MATERIAL FOR THE TASK:
:::::
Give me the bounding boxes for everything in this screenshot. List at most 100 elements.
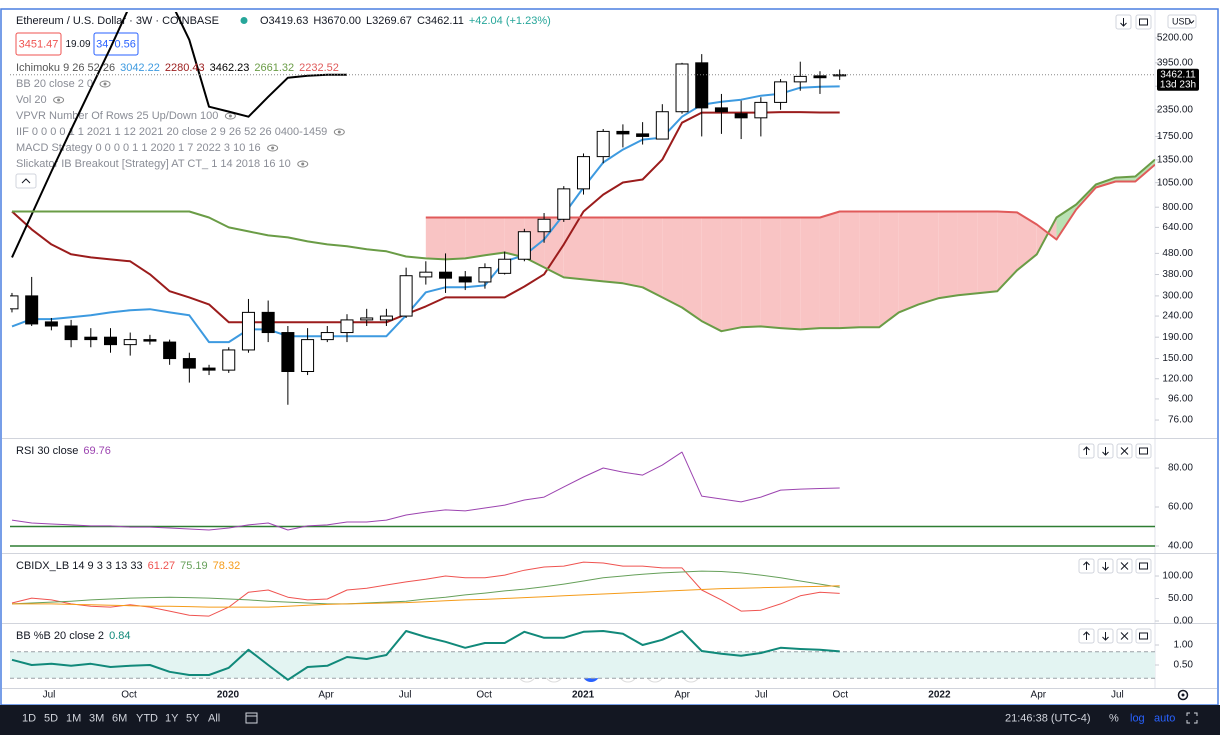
y-tick-label: 120.00: [1162, 373, 1193, 384]
candle-body: [537, 218, 551, 233]
market-status: [240, 17, 248, 24]
currency: USD: [1172, 16, 1192, 26]
x-tick-label: 2020: [217, 690, 240, 701]
cloud-segment: [780, 217, 801, 330]
y-tick-label: 3950.00: [1157, 57, 1194, 68]
pane-up-button[interactable]: [1078, 628, 1095, 644]
scale-toggle[interactable]: log: [1130, 712, 1145, 724]
cloud-segment: [839, 211, 860, 329]
y-tick-label: 380.00: [1162, 269, 1193, 280]
x-tick-label: 2022: [928, 690, 951, 701]
pane-close-button[interactable]: [1116, 558, 1133, 574]
y-tick-label: 800.00: [1162, 202, 1193, 213]
pane: [10, 451, 1155, 547]
legend-value: 0.84: [109, 630, 130, 642]
candle-body: [44, 321, 58, 327]
fullscreen-icon[interactable]: [1186, 712, 1198, 724]
pane-down-button[interactable]: [1097, 558, 1114, 574]
gear-center: [1181, 693, 1185, 697]
range-button[interactable]: 6M: [112, 712, 127, 724]
currency-box[interactable]: [1167, 14, 1197, 29]
visibility-toggle[interactable]: [53, 96, 65, 104]
pane-maximize-button[interactable]: [1135, 14, 1152, 30]
cloud-segment: [425, 217, 446, 260]
candle-body: [25, 295, 39, 325]
button-glyph: [1083, 446, 1090, 455]
candle-body: [10, 295, 19, 310]
date-range-icon[interactable]: [245, 712, 258, 724]
candle-body: [616, 130, 630, 135]
pane-maximize-button[interactable]: [1135, 443, 1152, 459]
range-button[interactable]: 1Y: [165, 712, 179, 724]
arrow-down-glyph: [1120, 18, 1127, 27]
visibility-toggle[interactable]: [267, 144, 279, 152]
candle-body: [675, 63, 689, 113]
y-tick-label: 150.00: [1162, 353, 1193, 364]
ohlc-values: O3419.63 H3670.00 L3269.67 C3462.11 +42.04 (…: [260, 15, 551, 27]
indicator-line: [11, 451, 840, 531]
settings-icon[interactable]: [1177, 689, 1189, 701]
band-fill: [10, 651, 1155, 679]
candle-body: [104, 336, 118, 346]
visibility-toggle[interactable]: [99, 80, 111, 88]
cloud-segment: [682, 217, 702, 322]
y-tick-label: 2350.00: [1157, 104, 1194, 115]
currency-caret: [1188, 20, 1195, 24]
y-tick-label: 480.00: [1162, 248, 1193, 259]
range-button[interactable]: 5D: [44, 712, 58, 724]
button-glyph: [1139, 447, 1148, 455]
scale-toggle[interactable]: %: [1109, 712, 1119, 724]
indicator-line: [12, 158, 1155, 333]
range-button[interactable]: 5Y: [186, 712, 200, 724]
pane-close-button[interactable]: [1116, 628, 1133, 644]
y-tick-label: 96.00: [1168, 394, 1193, 405]
cloud-segment: [721, 217, 742, 332]
candle-body: [379, 315, 393, 321]
y-tick-label: 5200.00: [1157, 33, 1194, 44]
indicator-line: [11, 630, 840, 681]
ohlc-item: +42.04 (+1.23%): [469, 15, 551, 27]
button-glyph: [1102, 562, 1109, 571]
buy-box[interactable]: [93, 32, 139, 56]
eye-pupil: [337, 130, 341, 134]
eye-pupil: [271, 146, 275, 150]
range-button[interactable]: YTD: [136, 712, 158, 724]
visibility-toggle[interactable]: [333, 128, 345, 136]
maximize-glyph: [1139, 18, 1148, 26]
pane-up-button[interactable]: [1078, 443, 1095, 459]
visibility-toggle[interactable]: [297, 160, 309, 168]
range-button[interactable]: 1M: [66, 712, 81, 724]
pane-up-button[interactable]: [1078, 558, 1095, 574]
pane-down-button[interactable]: [1097, 628, 1114, 644]
range-button[interactable]: 3M: [89, 712, 104, 724]
indicator-legend: VPVR Number Of Rows 25 Up/Down 100: [16, 110, 218, 122]
cloud-segment: [445, 217, 466, 260]
indicator-legend: BB 20 close 2 0: [16, 78, 93, 90]
y-tick-label: 640.00: [1162, 222, 1193, 233]
pane-close-button[interactable]: [1116, 443, 1133, 459]
candle-body: [517, 231, 531, 260]
range-button[interactable]: 1D: [22, 712, 36, 724]
candle-body: [478, 267, 492, 283]
scale-toggle[interactable]: auto: [1154, 712, 1175, 724]
pane-maximize-button[interactable]: [1135, 558, 1152, 574]
cloud-segment: [879, 211, 899, 328]
range-button[interactable]: All: [208, 712, 220, 724]
y-tick-label: 50.00: [1168, 593, 1193, 604]
pane-legend: Ichimoku 9 26 52 26 3042.22 2280.43 3462.23…: [16, 62, 339, 74]
collapse-legend[interactable]: [15, 173, 37, 189]
candle-body: [695, 62, 709, 109]
cloud-segment: [957, 211, 978, 296]
y-tick-label: 300.00: [1162, 291, 1193, 302]
ask-price: 3470.56: [96, 38, 136, 50]
candle-body: [754, 101, 768, 119]
cloud-segment: [760, 217, 781, 329]
sell-box[interactable]: [15, 32, 62, 56]
candle-body: [655, 111, 669, 140]
pane-legend: CBIDX_LB 14 9 3 3 13 33 61.27 75.19 78.32: [16, 560, 240, 572]
x-tick-label: Jul: [1111, 690, 1124, 701]
candle-body: [301, 339, 315, 373]
pane-maximize-button[interactable]: [1135, 628, 1152, 644]
pane-down-button[interactable]: [1097, 443, 1114, 459]
eye-outline: [99, 80, 111, 88]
:::::
DIRECTIVE:
Rewrite each line of the rows above as a numbered list. Skip blank lines and leave out the pictures.

PROBLEM SOLUTION:
1. Give me the bounding boxes for everything in this screenshot. List at most 100 elements.
2. y-tick-label: 120.00: [1162, 373, 1193, 384]
3. candle-body: [537, 218, 551, 233]
4. market-status: [240, 17, 248, 24]
5. currency: USD: [1172, 16, 1192, 26]
6. x-tick-label: 2020: [217, 690, 240, 701]
7. cloud-segment: [780, 217, 801, 330]
8. y-tick-label: 3950.00: [1157, 57, 1194, 68]
9. pane-up-button[interactable]: [1078, 628, 1095, 644]
10. scale-toggle[interactable]: log: [1130, 712, 1145, 724]
11. cloud-segment: [839, 211, 860, 329]
12. y-tick-label: 380.00: [1162, 269, 1193, 280]
13. x-tick-label: 2022: [928, 690, 951, 701]
14. pane-close-button[interactable]: [1116, 558, 1133, 574]
15. y-tick-label: 800.00: [1162, 202, 1193, 213]
16. pane: [10, 451, 1155, 547]
17. legend-value: 0.84: [109, 630, 130, 642]
18. candle-body: [44, 321, 58, 327]
19. fullscreen-icon[interactable]: [1186, 712, 1198, 724]
20. pane-down-button[interactable]: [1097, 558, 1114, 574]
21. gear-center: [1181, 693, 1185, 697]
22. range-button[interactable]: 6M: [112, 712, 127, 724]
23. currency-box[interactable]: [1167, 14, 1197, 29]
24. visibility-toggle[interactable]: [53, 96, 65, 104]
25. pane-maximize-button[interactable]: [1135, 14, 1152, 30]
26. cloud-segment: [425, 217, 446, 260]
27. candle-body: [25, 295, 39, 325]
28. button-glyph: [1083, 446, 1090, 455]
29. candle-body: [10, 295, 19, 310]
30. date-range-icon[interactable]: [245, 712, 258, 724]
31. candle-body: [616, 130, 630, 135]
32. pane-maximize-button[interactable]: [1135, 443, 1152, 459]
33. range-button[interactable]: 1Y: [165, 712, 179, 724]
34. arrow-down-glyph: [1120, 18, 1127, 27]
35. visibility-toggle[interactable]: [267, 144, 279, 152]
36. candle-body: [675, 63, 689, 113]
37. y-tick-label: 150.00: [1162, 353, 1193, 364]
38. ohlc-values: O3419.63 H3670.00 L3269.67 C3462.11 +42.04 (…: [260, 15, 551, 27]
39. indicator-line: [11, 451, 840, 531]
40. settings-icon[interactable]: [1177, 689, 1189, 701]
41. band-fill: [10, 651, 1155, 679]
42. candle-body: [104, 336, 118, 346]
43. visibility-toggle[interactable]: [99, 80, 111, 88]
44. cloud-segment: [682, 217, 702, 322]
45. y-tick-label: 2350.00: [1157, 104, 1194, 115]
46. currency-caret: [1188, 20, 1195, 24]
47. y-tick-label: 480.00: [1162, 248, 1193, 259]
48. range-button[interactable]: 5D: [44, 712, 58, 724]
49. button-glyph: [1139, 447, 1148, 455]
50. scale-toggle[interactable]: %: [1109, 712, 1119, 724]
51. indicator-line: [12, 158, 1155, 333]
52. range-button[interactable]: 5Y: [186, 712, 200, 724]
53. pane-close-button[interactable]: [1116, 628, 1133, 644]
54. y-tick-label: 96.00: [1168, 394, 1193, 405]
55. cloud-segment: [721, 217, 742, 332]
56. candle-body: [379, 315, 393, 321]
57. y-tick-label: 5200.00: [1157, 33, 1194, 44]
58. indicator-line: [11, 630, 840, 681]
59. ohlc-item: +42.04 (+1.23%): [469, 15, 551, 27]
60. button-glyph: [1102, 562, 1109, 571]
61. buy-box[interactable]: [93, 32, 139, 56]
62. eye-pupil: [337, 130, 341, 134]
63. eye-pupil: [271, 146, 275, 150]
64. range-button[interactable]: YTD: [136, 712, 158, 724]
65. visibility-toggle[interactable]: [333, 128, 345, 136]
66. maximize-glyph: [1139, 18, 1148, 26]
67. pane-up-button[interactable]: [1078, 443, 1095, 459]
68. visibility-toggle[interactable]: [297, 160, 309, 168]
69. range-button[interactable]: 1M: [66, 712, 81, 724]
70. pane-up-button[interactable]: [1078, 558, 1095, 574]
71. pane-down-button[interactable]: [1097, 628, 1114, 644]
72. range-button[interactable]: 3M: [89, 712, 104, 724]
73. indicator-legend: VPVR Number Of Rows 25 Up/Down 100: [16, 110, 218, 122]
74. cloud-segment: [445, 217, 466, 260]
75. indicator-legend: BB 20 close 2 0: [16, 78, 93, 90]
76. y-tick-label: 640.00: [1162, 222, 1193, 233]
77. pane-close-button[interactable]: [1116, 443, 1133, 459]
78. candle-body: [517, 231, 531, 260]
79. range-button[interactable]: 1D: [22, 712, 36, 724]
80. candle-body: [478, 267, 492, 283]
81. scale-toggle[interactable]: auto: [1154, 712, 1175, 724]
82. pane-maximize-button[interactable]: [1135, 558, 1152, 574]
83. cloud-segment: [879, 211, 899, 328]
84. range-button[interactable]: All: [208, 712, 220, 724]
85. y-tick-label: 50.00: [1168, 593, 1193, 604]
86. pane-legend: Ichimoku 9 26 52 26 3042.22 2280.43 3462.23…: [16, 62, 339, 74]
87. collapse-legend[interactable]: [15, 173, 37, 189]
88. candle-body: [695, 62, 709, 109]
89. cloud-segment: [957, 211, 978, 296]
90. y-tick-label: 300.00: [1162, 291, 1193, 302]
91. ask-price: 3470.56: [96, 38, 136, 50]
92. candle-body: [754, 101, 768, 119]
93. cloud-segment: [760, 217, 781, 329]
94. sell-box[interactable]: [15, 32, 62, 56]
95. candle-body: [655, 111, 669, 140]
96. pane-legend: CBIDX_LB 14 9 3 3 13 33 61.27 75.19 78.32: [16, 560, 240, 572]
97. x-tick-label: Jul: [1111, 690, 1124, 701]
98. candle-body: [301, 339, 315, 373]
99. pane-maximize-button[interactable]: [1135, 628, 1152, 644]
100. pane-down-button[interactable]: [1097, 443, 1114, 459]
101. eye-outline: [99, 80, 111, 88]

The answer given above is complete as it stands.